───── Source material ─────

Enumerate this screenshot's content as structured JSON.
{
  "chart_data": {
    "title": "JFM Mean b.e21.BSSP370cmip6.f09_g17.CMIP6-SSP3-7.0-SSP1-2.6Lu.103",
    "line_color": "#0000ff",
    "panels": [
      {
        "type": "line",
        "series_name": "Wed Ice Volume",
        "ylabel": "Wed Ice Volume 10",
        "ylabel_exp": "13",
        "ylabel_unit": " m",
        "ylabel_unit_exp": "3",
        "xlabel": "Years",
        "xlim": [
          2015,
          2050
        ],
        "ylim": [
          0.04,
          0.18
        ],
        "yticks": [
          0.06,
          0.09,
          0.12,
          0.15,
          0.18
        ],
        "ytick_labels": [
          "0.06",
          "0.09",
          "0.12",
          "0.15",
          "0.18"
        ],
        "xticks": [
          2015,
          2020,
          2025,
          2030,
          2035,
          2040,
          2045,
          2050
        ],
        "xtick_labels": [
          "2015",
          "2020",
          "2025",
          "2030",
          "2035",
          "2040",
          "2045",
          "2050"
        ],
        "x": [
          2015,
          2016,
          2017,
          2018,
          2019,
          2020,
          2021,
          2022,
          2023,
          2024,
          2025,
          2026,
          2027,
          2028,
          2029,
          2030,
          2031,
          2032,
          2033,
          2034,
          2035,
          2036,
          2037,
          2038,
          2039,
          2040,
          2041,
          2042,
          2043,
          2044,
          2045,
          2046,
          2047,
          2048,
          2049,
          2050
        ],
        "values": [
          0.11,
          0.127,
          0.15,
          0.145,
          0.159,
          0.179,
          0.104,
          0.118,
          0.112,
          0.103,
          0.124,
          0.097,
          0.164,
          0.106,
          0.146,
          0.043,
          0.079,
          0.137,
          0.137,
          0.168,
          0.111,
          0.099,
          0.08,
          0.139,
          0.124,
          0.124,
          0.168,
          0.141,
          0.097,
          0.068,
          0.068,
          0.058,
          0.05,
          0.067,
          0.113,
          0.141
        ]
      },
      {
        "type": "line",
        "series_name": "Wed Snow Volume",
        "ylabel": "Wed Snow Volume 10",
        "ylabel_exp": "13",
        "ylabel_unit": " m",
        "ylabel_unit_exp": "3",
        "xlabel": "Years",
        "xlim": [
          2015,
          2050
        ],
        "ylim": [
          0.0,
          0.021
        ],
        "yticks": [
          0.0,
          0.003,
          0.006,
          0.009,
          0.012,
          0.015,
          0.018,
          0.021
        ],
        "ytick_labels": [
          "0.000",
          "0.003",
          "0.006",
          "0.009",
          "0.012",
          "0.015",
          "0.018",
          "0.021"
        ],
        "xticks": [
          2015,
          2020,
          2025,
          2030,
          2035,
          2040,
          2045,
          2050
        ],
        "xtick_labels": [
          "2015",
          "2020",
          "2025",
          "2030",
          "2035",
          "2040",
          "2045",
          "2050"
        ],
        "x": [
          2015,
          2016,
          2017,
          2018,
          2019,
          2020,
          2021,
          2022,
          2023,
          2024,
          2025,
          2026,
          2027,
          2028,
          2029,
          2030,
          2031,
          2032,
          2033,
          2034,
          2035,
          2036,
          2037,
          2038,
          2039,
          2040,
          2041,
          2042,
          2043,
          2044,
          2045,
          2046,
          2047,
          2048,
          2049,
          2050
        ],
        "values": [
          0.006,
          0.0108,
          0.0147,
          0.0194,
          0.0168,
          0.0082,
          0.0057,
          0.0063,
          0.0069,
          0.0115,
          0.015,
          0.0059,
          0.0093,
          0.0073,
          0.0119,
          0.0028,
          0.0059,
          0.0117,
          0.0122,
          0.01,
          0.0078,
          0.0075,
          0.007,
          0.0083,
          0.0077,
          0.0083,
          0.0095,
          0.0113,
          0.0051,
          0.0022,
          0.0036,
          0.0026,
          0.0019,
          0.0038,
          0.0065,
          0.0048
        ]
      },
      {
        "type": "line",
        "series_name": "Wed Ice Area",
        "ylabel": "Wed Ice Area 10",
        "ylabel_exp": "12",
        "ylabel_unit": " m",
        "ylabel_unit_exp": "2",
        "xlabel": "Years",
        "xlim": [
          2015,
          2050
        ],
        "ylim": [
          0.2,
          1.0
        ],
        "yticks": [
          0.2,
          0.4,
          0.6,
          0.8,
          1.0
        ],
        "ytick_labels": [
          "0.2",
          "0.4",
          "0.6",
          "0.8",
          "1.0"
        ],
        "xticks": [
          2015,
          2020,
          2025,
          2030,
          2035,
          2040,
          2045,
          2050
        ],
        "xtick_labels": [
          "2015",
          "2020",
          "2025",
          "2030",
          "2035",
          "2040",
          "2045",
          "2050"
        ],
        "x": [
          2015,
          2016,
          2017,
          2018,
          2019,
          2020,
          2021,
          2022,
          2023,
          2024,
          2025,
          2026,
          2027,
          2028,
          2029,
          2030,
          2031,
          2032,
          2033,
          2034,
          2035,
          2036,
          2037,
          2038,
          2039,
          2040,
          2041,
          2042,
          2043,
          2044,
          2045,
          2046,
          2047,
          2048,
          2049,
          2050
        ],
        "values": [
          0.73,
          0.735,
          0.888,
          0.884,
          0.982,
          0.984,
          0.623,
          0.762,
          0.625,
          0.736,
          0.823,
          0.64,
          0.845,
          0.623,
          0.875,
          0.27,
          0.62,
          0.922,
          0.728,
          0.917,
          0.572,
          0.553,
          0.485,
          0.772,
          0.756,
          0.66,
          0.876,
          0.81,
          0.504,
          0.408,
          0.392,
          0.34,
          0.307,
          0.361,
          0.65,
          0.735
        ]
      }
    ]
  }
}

─────

_Exercise description_.
Output every line above without altering anything.

_Result for this exercise_.
Enumerate this screenshot's content as structured JSON.
{
  "chart_data": {
    "title": "JFM Mean b.e21.BSSP370cmip6.f09_g17.CMIP6-SSP3-7.0-SSP1-2.6Lu.103",
    "line_color": "#0000ff",
    "panels": [
      {
        "type": "line",
        "series_name": "Wed Ice Volume",
        "ylabel": "Wed Ice Volume 10",
        "ylabel_exp": "13",
        "ylabel_unit": " m",
        "ylabel_unit_exp": "3",
        "xlabel": "Years",
        "xlim": [
          2015,
          2050
        ],
        "ylim": [
          0.04,
          0.18
        ],
        "yticks": [
          0.06,
          0.09,
          0.12,
          0.15,
          0.18
        ],
        "ytick_labels": [
          "0.06",
          "0.09",
          "0.12",
          "0.15",
          "0.18"
        ],
        "xticks": [
          2015,
          2020,
          2025,
          2030,
          2035,
          2040,
          2045,
          2050
        ],
        "xtick_labels": [
          "2015",
          "2020",
          "2025",
          "2030",
          "2035",
          "2040",
          "2045",
          "2050"
        ],
        "x": [
          2015,
          2016,
          2017,
          2018,
          2019,
          2020,
          2021,
          2022,
          2023,
          2024,
          2025,
          2026,
          2027,
          2028,
          2029,
          2030,
          2031,
          2032,
          2033,
          2034,
          2035,
          2036,
          2037,
          2038,
          2039,
          2040,
          2041,
          2042,
          2043,
          2044,
          2045,
          2046,
          2047,
          2048,
          2049,
          2050
        ],
        "values": [
          0.11,
          0.127,
          0.15,
          0.145,
          0.159,
          0.179,
          0.104,
          0.118,
          0.112,
          0.103,
          0.124,
          0.097,
          0.164,
          0.106,
          0.146,
          0.043,
          0.079,
          0.137,
          0.137,
          0.168,
          0.111,
          0.099,
          0.08,
          0.139,
          0.124,
          0.124,
          0.168,
          0.141,
          0.097,
          0.068,
          0.068,
          0.058,
          0.05,
          0.067,
          0.113,
          0.141
        ]
      },
      {
        "type": "line",
        "series_name": "Wed Snow Volume",
        "ylabel": "Wed Snow Volume 10",
        "ylabel_exp": "13",
        "ylabel_unit": " m",
        "ylabel_unit_exp": "3",
        "xlabel": "Years",
        "xlim": [
          2015,
          2050
        ],
        "ylim": [
          0.0,
          0.021
        ],
        "yticks": [
          0.0,
          0.003,
          0.006,
          0.009,
          0.012,
          0.015,
          0.018,
          0.021
        ],
        "ytick_labels": [
          "0.000",
          "0.003",
          "0.006",
          "0.009",
          "0.012",
          "0.015",
          "0.018",
          "0.021"
        ],
        "xticks": [
          2015,
          2020,
          2025,
          2030,
          2035,
          2040,
          2045,
          2050
        ],
        "xtick_labels": [
          "2015",
          "2020",
          "2025",
          "2030",
          "2035",
          "2040",
          "2045",
          "2050"
        ],
        "x": [
          2015,
          2016,
          2017,
          2018,
          2019,
          2020,
          2021,
          2022,
          2023,
          2024,
          2025,
          2026,
          2027,
          2028,
          2029,
          2030,
          2031,
          2032,
          2033,
          2034,
          2035,
          2036,
          2037,
          2038,
          2039,
          2040,
          2041,
          2042,
          2043,
          2044,
          2045,
          2046,
          2047,
          2048,
          2049,
          2050
        ],
        "values": [
          0.006,
          0.0108,
          0.0147,
          0.0194,
          0.0168,
          0.0082,
          0.0057,
          0.0063,
          0.0069,
          0.0115,
          0.015,
          0.0059,
          0.0093,
          0.0073,
          0.0119,
          0.0028,
          0.0059,
          0.0117,
          0.0122,
          0.01,
          0.0078,
          0.0075,
          0.007,
          0.0083,
          0.0077,
          0.0083,
          0.0095,
          0.0113,
          0.0051,
          0.0022,
          0.0036,
          0.0026,
          0.0019,
          0.0038,
          0.0065,
          0.0048
        ]
      },
      {
        "type": "line",
        "series_name": "Wed Ice Area",
        "ylabel": "Wed Ice Area 10",
        "ylabel_exp": "12",
        "ylabel_unit": " m",
        "ylabel_unit_exp": "2",
        "xlabel": "Years",
        "xlim": [
          2015,
          2050
        ],
        "ylim": [
          0.2,
          1.0
        ],
        "yticks": [
          0.2,
          0.4,
          0.6,
          0.8,
          1.0
        ],
        "ytick_labels": [
          "0.2",
          "0.4",
          "0.6",
          "0.8",
          "1.0"
        ],
        "xticks": [
          2015,
          2020,
          2025,
          2030,
          2035,
          2040,
          2045,
          2050
        ],
        "xtick_labels": [
          "2015",
          "2020",
          "2025",
          "2030",
          "2035",
          "2040",
          "2045",
          "2050"
        ],
        "x": [
          2015,
          2016,
          2017,
          2018,
          2019,
          2020,
          2021,
          2022,
          2023,
          2024,
          2025,
          2026,
          2027,
          2028,
          2029,
          2030,
          2031,
          2032,
          2033,
          2034,
          2035,
          2036,
          2037,
          2038,
          2039,
          2040,
          2041,
          2042,
          2043,
          2044,
          2045,
          2046,
          2047,
          2048,
          2049,
          2050
        ],
        "values": [
          0.73,
          0.735,
          0.888,
          0.884,
          0.982,
          0.984,
          0.623,
          0.762,
          0.625,
          0.736,
          0.823,
          0.64,
          0.845,
          0.623,
          0.875,
          0.27,
          0.62,
          0.922,
          0.728,
          0.917,
          0.572,
          0.553,
          0.485,
          0.772,
          0.756,
          0.66,
          0.876,
          0.81,
          0.504,
          0.408,
          0.392,
          0.34,
          0.307,
          0.361,
          0.65,
          0.735
        ]
      }
    ]
  }
}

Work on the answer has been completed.